* [Records from a data collection]
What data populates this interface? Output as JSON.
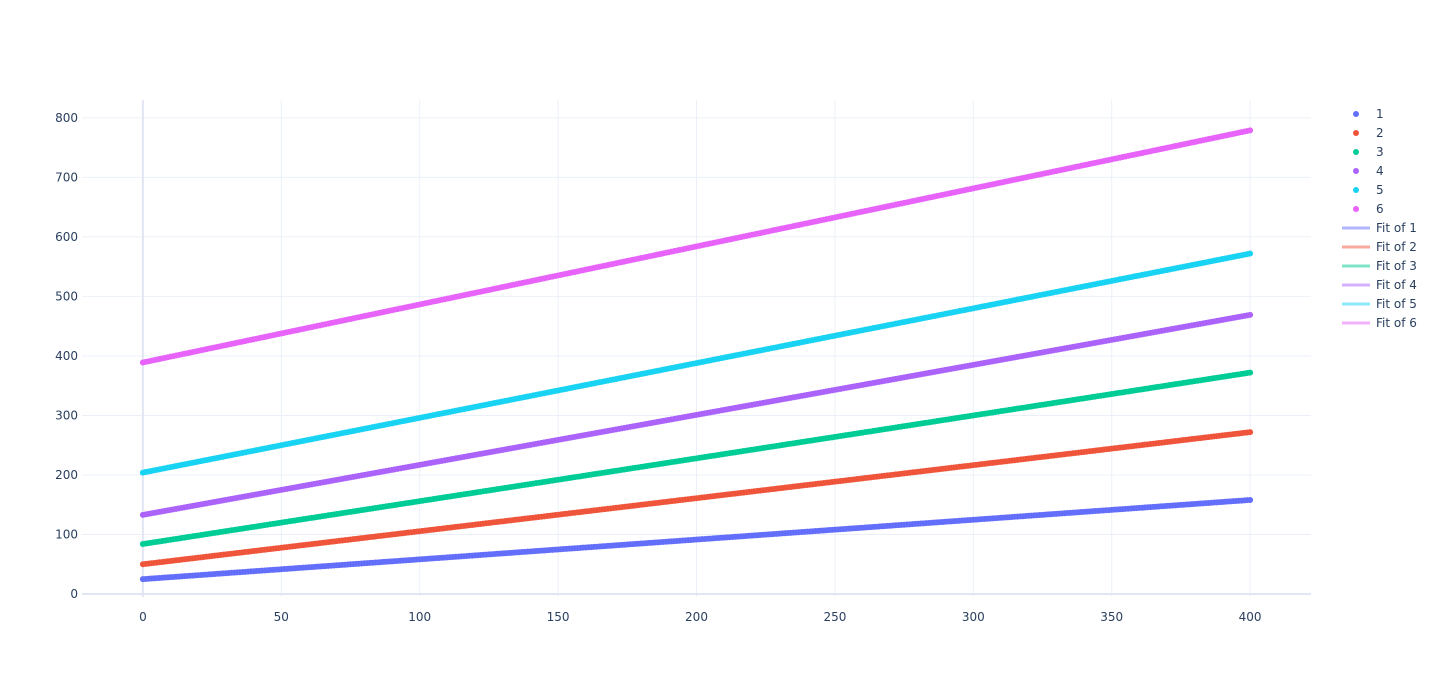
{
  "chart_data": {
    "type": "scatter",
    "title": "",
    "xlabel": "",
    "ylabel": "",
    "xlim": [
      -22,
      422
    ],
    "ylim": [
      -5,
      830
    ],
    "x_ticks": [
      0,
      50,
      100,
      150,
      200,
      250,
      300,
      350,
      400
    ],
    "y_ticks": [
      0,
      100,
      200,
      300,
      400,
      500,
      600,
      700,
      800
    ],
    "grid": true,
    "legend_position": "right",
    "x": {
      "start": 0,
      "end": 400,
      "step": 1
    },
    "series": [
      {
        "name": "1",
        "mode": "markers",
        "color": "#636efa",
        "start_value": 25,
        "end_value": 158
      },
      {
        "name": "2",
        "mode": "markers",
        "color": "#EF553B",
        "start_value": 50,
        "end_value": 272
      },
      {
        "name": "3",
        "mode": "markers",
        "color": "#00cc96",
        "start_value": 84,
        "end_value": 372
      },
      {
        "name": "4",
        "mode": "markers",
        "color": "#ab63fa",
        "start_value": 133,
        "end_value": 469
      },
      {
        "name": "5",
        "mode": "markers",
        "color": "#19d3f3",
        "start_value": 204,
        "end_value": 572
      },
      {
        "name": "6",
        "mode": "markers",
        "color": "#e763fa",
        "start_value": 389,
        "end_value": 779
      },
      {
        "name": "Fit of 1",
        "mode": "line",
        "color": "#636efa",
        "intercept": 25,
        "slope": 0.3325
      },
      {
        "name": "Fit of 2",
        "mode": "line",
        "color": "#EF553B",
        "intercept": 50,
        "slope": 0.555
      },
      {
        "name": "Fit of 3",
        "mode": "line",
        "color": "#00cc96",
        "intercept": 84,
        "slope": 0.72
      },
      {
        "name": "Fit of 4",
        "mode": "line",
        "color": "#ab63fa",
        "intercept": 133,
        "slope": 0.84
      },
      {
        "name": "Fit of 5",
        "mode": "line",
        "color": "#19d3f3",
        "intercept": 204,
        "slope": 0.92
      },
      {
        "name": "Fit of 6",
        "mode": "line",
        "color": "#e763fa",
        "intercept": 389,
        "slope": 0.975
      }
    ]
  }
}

* [What the task asks] Pictures excluded, quote all the data above exactly.

* [Response]
What data populates this interface? Output as JSON.
{
  "chart_data": {
    "type": "scatter",
    "title": "",
    "xlabel": "",
    "ylabel": "",
    "xlim": [
      -22,
      422
    ],
    "ylim": [
      -5,
      830
    ],
    "x_ticks": [
      0,
      50,
      100,
      150,
      200,
      250,
      300,
      350,
      400
    ],
    "y_ticks": [
      0,
      100,
      200,
      300,
      400,
      500,
      600,
      700,
      800
    ],
    "grid": true,
    "legend_position": "right",
    "x": {
      "start": 0,
      "end": 400,
      "step": 1
    },
    "series": [
      {
        "name": "1",
        "mode": "markers",
        "color": "#636efa",
        "start_value": 25,
        "end_value": 158
      },
      {
        "name": "2",
        "mode": "markers",
        "color": "#EF553B",
        "start_value": 50,
        "end_value": 272
      },
      {
        "name": "3",
        "mode": "markers",
        "color": "#00cc96",
        "start_value": 84,
        "end_value": 372
      },
      {
        "name": "4",
        "mode": "markers",
        "color": "#ab63fa",
        "start_value": 133,
        "end_value": 469
      },
      {
        "name": "5",
        "mode": "markers",
        "color": "#19d3f3",
        "start_value": 204,
        "end_value": 572
      },
      {
        "name": "6",
        "mode": "markers",
        "color": "#e763fa",
        "start_value": 389,
        "end_value": 779
      },
      {
        "name": "Fit of 1",
        "mode": "line",
        "color": "#636efa",
        "intercept": 25,
        "slope": 0.3325
      },
      {
        "name": "Fit of 2",
        "mode": "line",
        "color": "#EF553B",
        "intercept": 50,
        "slope": 0.555
      },
      {
        "name": "Fit of 3",
        "mode": "line",
        "color": "#00cc96",
        "intercept": 84,
        "slope": 0.72
      },
      {
        "name": "Fit of 4",
        "mode": "line",
        "color": "#ab63fa",
        "intercept": 133,
        "slope": 0.84
      },
      {
        "name": "Fit of 5",
        "mode": "line",
        "color": "#19d3f3",
        "intercept": 204,
        "slope": 0.92
      },
      {
        "name": "Fit of 6",
        "mode": "line",
        "color": "#e763fa",
        "intercept": 389,
        "slope": 0.975
      }
    ]
  }
}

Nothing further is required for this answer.